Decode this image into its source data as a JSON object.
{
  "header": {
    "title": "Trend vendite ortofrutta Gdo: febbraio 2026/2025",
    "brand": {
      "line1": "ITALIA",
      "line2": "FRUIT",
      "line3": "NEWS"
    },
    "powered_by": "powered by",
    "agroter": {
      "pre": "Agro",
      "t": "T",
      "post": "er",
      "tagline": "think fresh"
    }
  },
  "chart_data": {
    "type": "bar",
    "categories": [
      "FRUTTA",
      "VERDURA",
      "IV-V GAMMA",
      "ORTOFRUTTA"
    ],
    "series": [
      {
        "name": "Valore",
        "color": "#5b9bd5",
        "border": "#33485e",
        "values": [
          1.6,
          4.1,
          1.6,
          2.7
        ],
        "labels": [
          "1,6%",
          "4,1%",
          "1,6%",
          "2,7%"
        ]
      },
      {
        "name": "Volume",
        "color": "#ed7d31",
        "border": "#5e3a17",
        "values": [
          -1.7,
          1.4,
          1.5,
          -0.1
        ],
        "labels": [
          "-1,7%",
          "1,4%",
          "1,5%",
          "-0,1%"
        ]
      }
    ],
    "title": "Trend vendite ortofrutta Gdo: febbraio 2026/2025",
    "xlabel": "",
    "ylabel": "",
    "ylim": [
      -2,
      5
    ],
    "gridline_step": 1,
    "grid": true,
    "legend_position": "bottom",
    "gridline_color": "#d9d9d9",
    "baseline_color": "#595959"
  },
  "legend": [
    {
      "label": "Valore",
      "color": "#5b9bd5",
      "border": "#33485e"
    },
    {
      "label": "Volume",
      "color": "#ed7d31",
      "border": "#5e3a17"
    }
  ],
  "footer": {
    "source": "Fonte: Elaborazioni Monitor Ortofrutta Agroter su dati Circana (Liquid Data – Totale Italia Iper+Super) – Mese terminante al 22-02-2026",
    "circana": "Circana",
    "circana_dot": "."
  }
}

__________________________________________________

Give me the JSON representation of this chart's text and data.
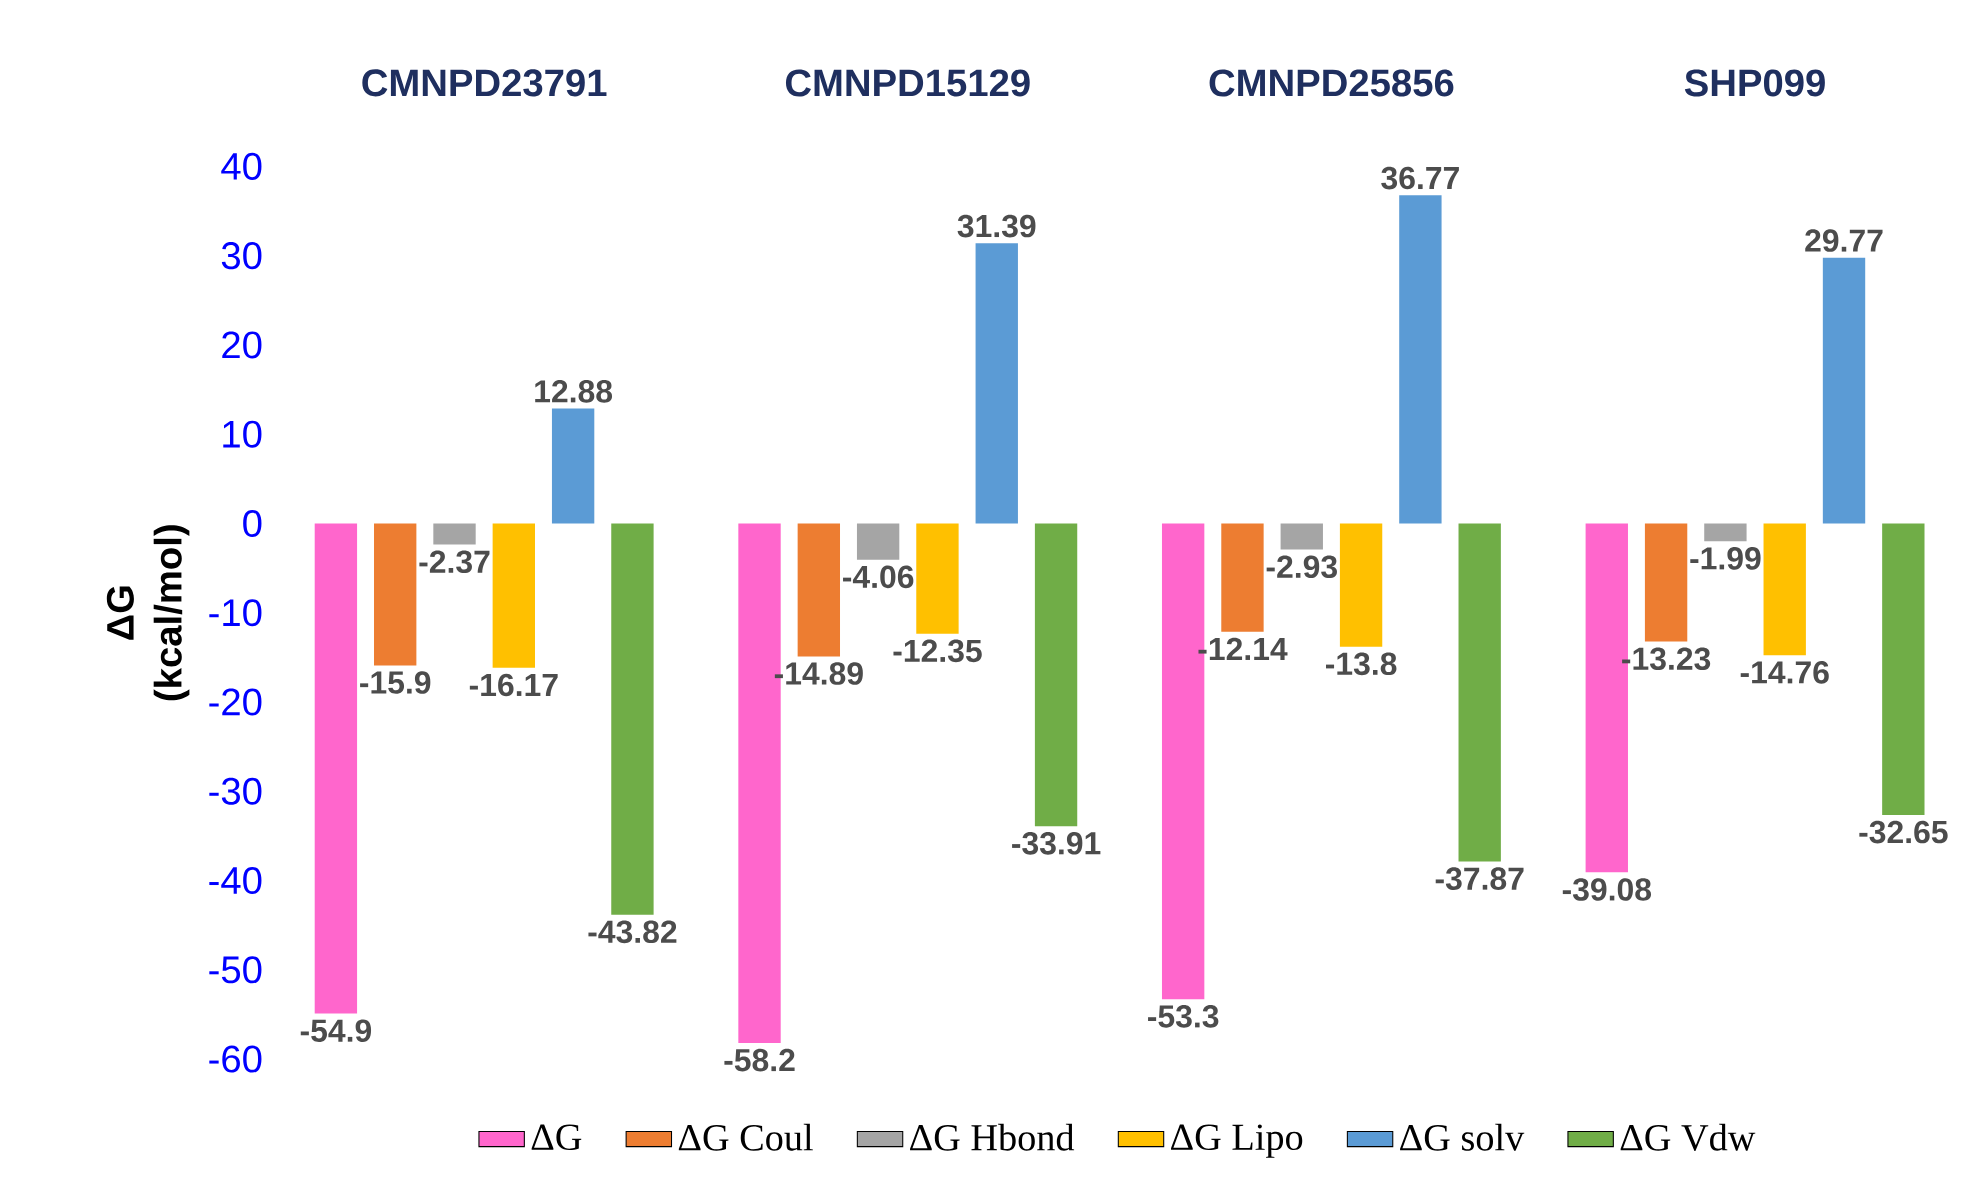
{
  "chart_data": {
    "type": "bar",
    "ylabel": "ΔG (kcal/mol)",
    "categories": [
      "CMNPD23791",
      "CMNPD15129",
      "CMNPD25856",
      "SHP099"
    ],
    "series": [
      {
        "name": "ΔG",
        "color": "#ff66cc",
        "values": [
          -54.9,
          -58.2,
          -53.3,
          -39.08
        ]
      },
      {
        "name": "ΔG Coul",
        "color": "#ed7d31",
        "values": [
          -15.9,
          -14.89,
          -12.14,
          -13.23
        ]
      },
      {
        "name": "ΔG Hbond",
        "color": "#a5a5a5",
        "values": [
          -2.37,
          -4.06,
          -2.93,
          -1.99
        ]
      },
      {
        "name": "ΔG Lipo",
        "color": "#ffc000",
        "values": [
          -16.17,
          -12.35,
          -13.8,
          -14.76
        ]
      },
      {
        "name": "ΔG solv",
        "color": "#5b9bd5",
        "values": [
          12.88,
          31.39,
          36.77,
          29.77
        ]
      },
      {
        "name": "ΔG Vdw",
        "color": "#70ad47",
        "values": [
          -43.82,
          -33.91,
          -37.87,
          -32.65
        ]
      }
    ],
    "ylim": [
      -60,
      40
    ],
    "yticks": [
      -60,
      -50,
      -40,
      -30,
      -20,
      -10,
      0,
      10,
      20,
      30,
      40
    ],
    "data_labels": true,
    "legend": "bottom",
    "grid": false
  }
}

__________________________________________________

EXERCISE: Give the number of lines in the entries above that include the string "this". No other output is expected.

RESPONSE: 2